(DATA ROWS):
....

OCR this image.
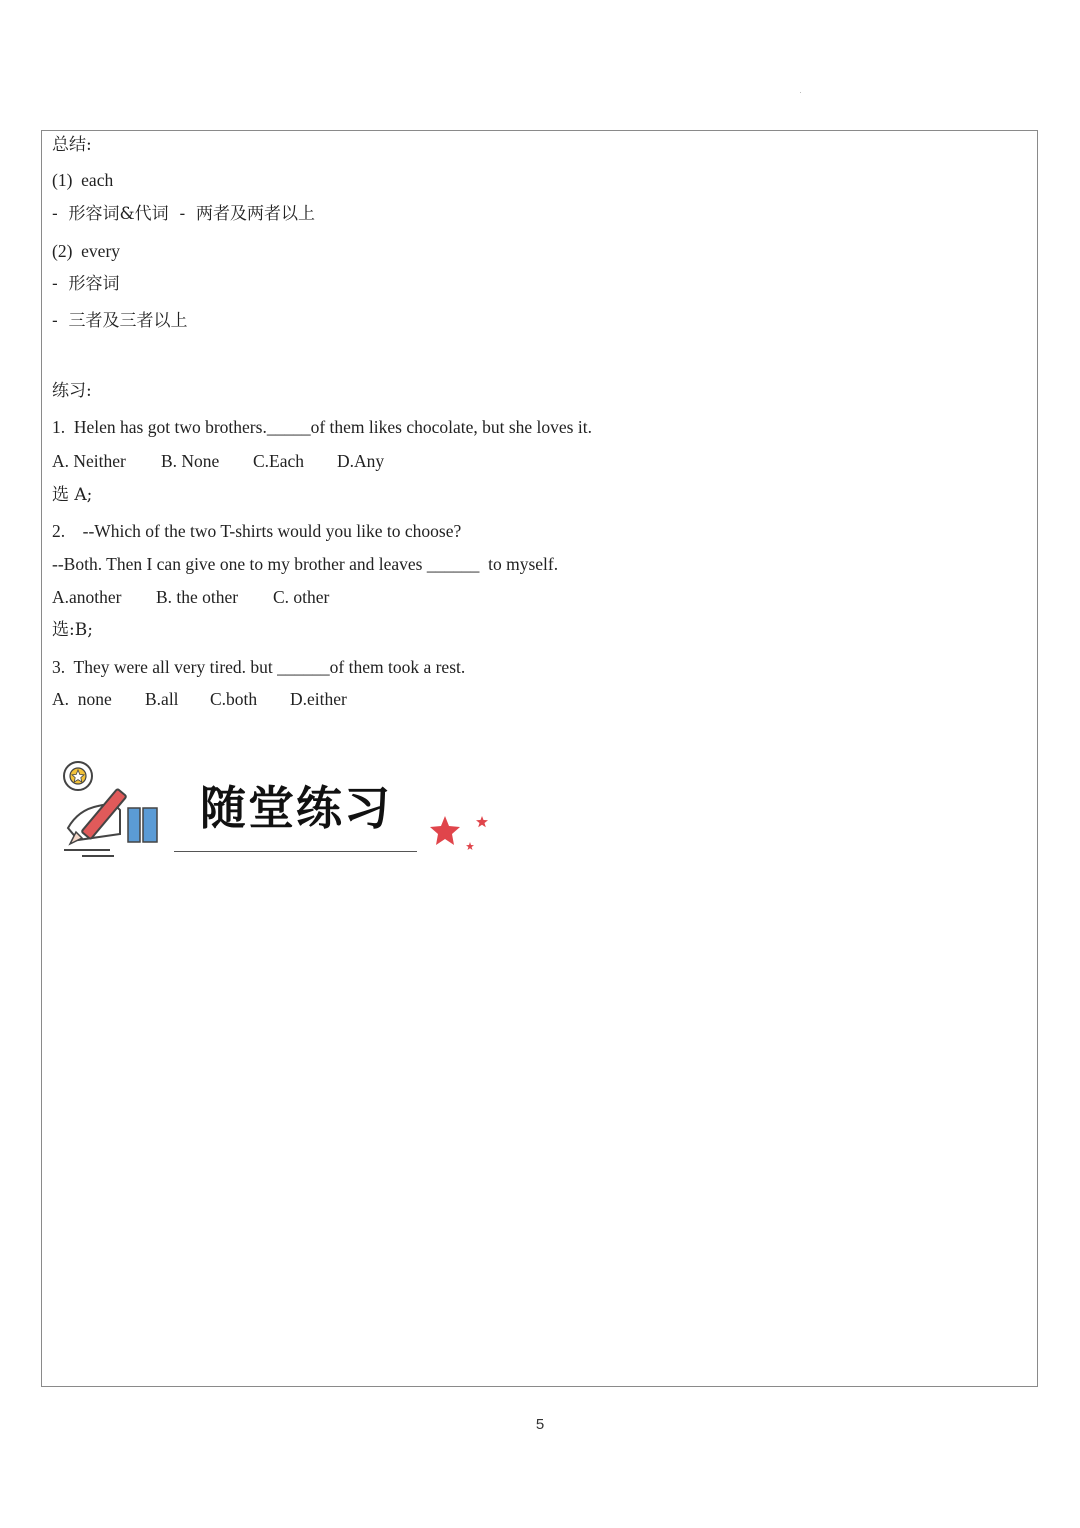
总结:
(1)  each
-  形容词&代词  -  两者及两者以上
(2)  every
-  形容词
-  三者及三者以上
练习:
1.  Helen has got two brothers._____of them likes chocolate, but she loves it.
A. Neither B. None C.Each D.Any
选 A;
2.    --Which of the two T-shirts would you like to choose?
--Both. Then I can give one to my brother and leaves ______  to myself.
A.another B. the other C. other
选:B;
3.  They were all very tired. but ______of them took a rest.
A.  none B.all C.both D.either
随堂练习
5
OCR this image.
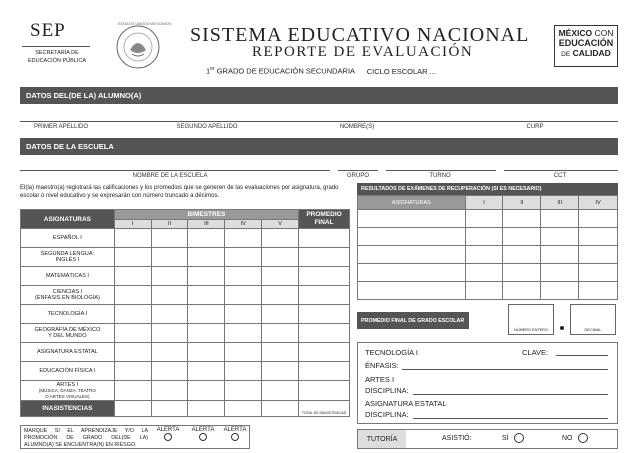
SEP
SECRETARÍA DE
EDUCACIÓN PÚBLICA
ESTADOS UNIDOS MEXICANOS SISTEMA EDUCATIVO NACIONAL
REPORTE DE EVALUACIÓN
1er GRADO DE EDUCACIÓN SECUNDARIA CICLO ESCOLAR ...
MÉXICO CON
EDUCACIÓN
DE CALIDAD
DATOS DEL(DE LA) ALUMNO(A)
PRIMER APELLIDO	SEGUNDO APELLIDO	NOMBRE(S)	CURP
DATOS DE LA ESCUELA
NOMBRE DE LA ESCUELA	GRUPO	TURNO	CCT
El(la) maestro(a) registrará las calificaciones y los promedios que se generen de las evaluaciones por asignatura, grado escolar o nivel educativo y se expresarán con número truncado a décimos.
ASIGNATURAS	BIMESTRES					PROMEDIO
FINAL

	I	II	III	IV	V	
ESPAÑOL I						

SEGUNDA LENGUA:
INGLÉS I						

MATEMÁTICAS I						

CIENCIAS I
(ÉNFASIS EN BIOLOGÍA)						

TECNOLOGÍA I						

GEOGRAFÍA DE MÉXICO
Y DEL MUNDO						

ASIGNATURA ESTATAL						
EDUCACIÓN FÍSICA I						

ARTES I
(MÚSICA, DANZA, TEATRO
O ARTES VISUALES)						

INASISTENCIAS						TOTAL DE INASISTENCIAS
MARQUE SI EL APRENDIZAJE Y/O LA PROMOCIÓN DE GRADO DEL(DE LA) ALUMNO(A) SE ENCUENTRA(N) EN RIESGO.
ALERTA	ALERTA	ALERTA
RESULTADOS DE EXÁMENES DE RECUPERACIÓN (SI ES NECESARIO)
ASIGNATURAS	I	II	III	IV

PROMEDIO FINAL DE GRADO ESCOLAR
NÚMERO ENTERO	DECIMAL
TECNOLOGÍA I	CLAVE:
ÉNFASIS:
ARTES I
DISCIPLINA:
ASIGNATURA ESTATAL
DISCIPLINA:
TUTORÍA	ASISTIÓ:	SÍ	NO
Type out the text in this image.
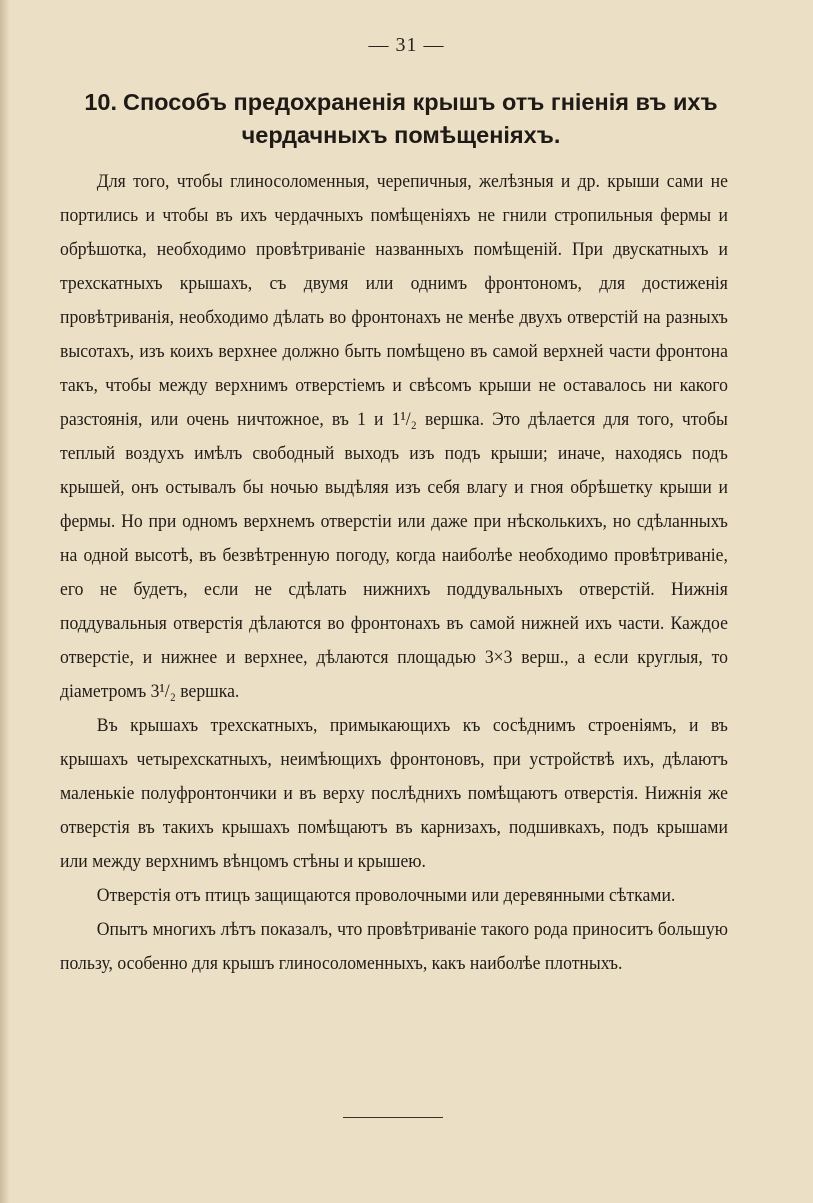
— 31 —
10. Способъ предохраненія крышъ отъ гніенія въ ихъ чердачныхъ помѣщеніяхъ.

Для того, чтобы глиносоломенныя, черепичныя, желѣзныя и др. крыши сами не портились и чтобы въ ихъ чердачныхъ помѣщеніяхъ не гнили стропильныя фермы и обрѣшотка, необходимо провѣтриваніе названныхъ помѣщеній. При двускатныхъ и трехскатныхъ крышахъ, съ двумя или однимъ фронтономъ, для достиженія провѣтриванія, необходимо дѣлать во фронтонахъ не менѣе двухъ отверстій на разныхъ высотахъ, изъ коихъ верхнее должно быть помѣщено въ самой верхней части фронтона такъ, чтобы между верхнимъ отверстіемъ и свѣсомъ крыши не оставалось ни какого разстоянія, или очень ничтожное, въ 1 и 1¹/₂ вершка. Это дѣлается для того, чтобы теплый воздухъ имѣлъ свободный выходъ изъ подъ крыши; иначе, находясь подъ крышей, онъ остывалъ бы ночью выдѣляя изъ себя влагу и гноя обрѣшетку крыши и фермы. Но при одномъ верхнемъ отверстіи или даже при нѣсколькихъ, но сдѣланныхъ на одной высотѣ, въ безвѣтренную погоду, когда наиболѣе необходимо провѣтриваніе, его не будетъ, если не сдѣлать нижнихъ поддувальныхъ отверстій. Нижнія поддувальныя отверстія дѣлаются во фронтонахъ въ самой нижней ихъ части. Каждое отверстіе, и нижнее и верхнее, дѣлаются площадью 3×3 верш., а если круглыя, то діаметромъ 3¹/₂ вершка.

Въ крышахъ трехскатныхъ, примыкающихъ къ сосѣднимъ строеніямъ, и въ крышахъ четырехскатныхъ, неимѣющихъ фронтоновъ, при устройствѣ ихъ, дѣлаютъ маленькіе полуфронтончики и въ верху послѣднихъ помѣщаютъ отверстія. Нижнія же отверстія въ такихъ крышахъ помѣщаютъ въ карнизахъ, подшивкахъ, подъ крышами или между верхнимъ вѣнцомъ стѣны и крышею.

Отверстія отъ птицъ защищаются проволочными или деревянными сѣтками.

Опытъ многихъ лѣтъ показалъ, что провѣтриваніе такого рода приноситъ большую пользу, особенно для крышъ глиносоломенныхъ, какъ наиболѣе плотныхъ.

....

(PROBLEM REQUIREMENTS): Each line in the data that holds the string "трехскатныхъ" should be found and copied.

(THE REPLY):
Для того, чтобы глиносоломенныя, черепичныя, желѣзныя и др. крыши сами не портились и чтобы въ ихъ чердачныхъ помѣщеніяхъ не гнили стропильныя фермы и обрѣшотка, необходимо провѣтриваніе названныхъ помѣщеній. При двускатныхъ и трехскатныхъ крышахъ, съ двумя или однимъ фронтономъ, для достиженія провѣтриванія, необходимо дѣлать во фронтонахъ не менѣе двухъ отверстій на разныхъ высотахъ, изъ коихъ верхнее должно быть помѣщено въ самой верхней части фронтона такъ, чтобы между верхнимъ отверстіемъ и свѣсомъ крыши не оставалось ни какого разстоянія, или очень ничтожное, въ 1 и 1¹/₂ вершка. Это дѣлается для того, чтобы теплый воздухъ имѣлъ свободный выходъ изъ подъ крыши; иначе, находясь подъ крышей, онъ остывалъ бы ночью выдѣляя изъ себя влагу и гноя обрѣшетку крыши и фермы. Но при одномъ верхнемъ отверстіи или даже при нѣсколькихъ, но сдѣланныхъ на одной высотѣ, въ безвѣтренную погоду, когда наиболѣе необходимо провѣтриваніе, его не будетъ, если не сдѣлать нижнихъ поддувальныхъ отверстій. Нижнія поддувальныя отверстія дѣлаются во фронтонахъ въ самой нижней ихъ части. Каждое отверстіе, и нижнее и верхнее, дѣлаются площадью 3×3 верш., а если круглыя, то діаметромъ 3¹/₂ вершка.
Въ крышахъ трехскатныхъ, примыкающихъ къ сосѣднимъ строеніямъ, и въ крышахъ четырехскатныхъ, неимѣющихъ фронтоновъ, при устройствѣ ихъ, дѣлаютъ маленькіе полуфронтончики и въ верху послѣднихъ помѣщаютъ отверстія. Нижнія же отверстія въ такихъ крышахъ помѣщаютъ въ карнизахъ, подшивкахъ, подъ крышами или между верхнимъ вѣнцомъ стѣны и крышею.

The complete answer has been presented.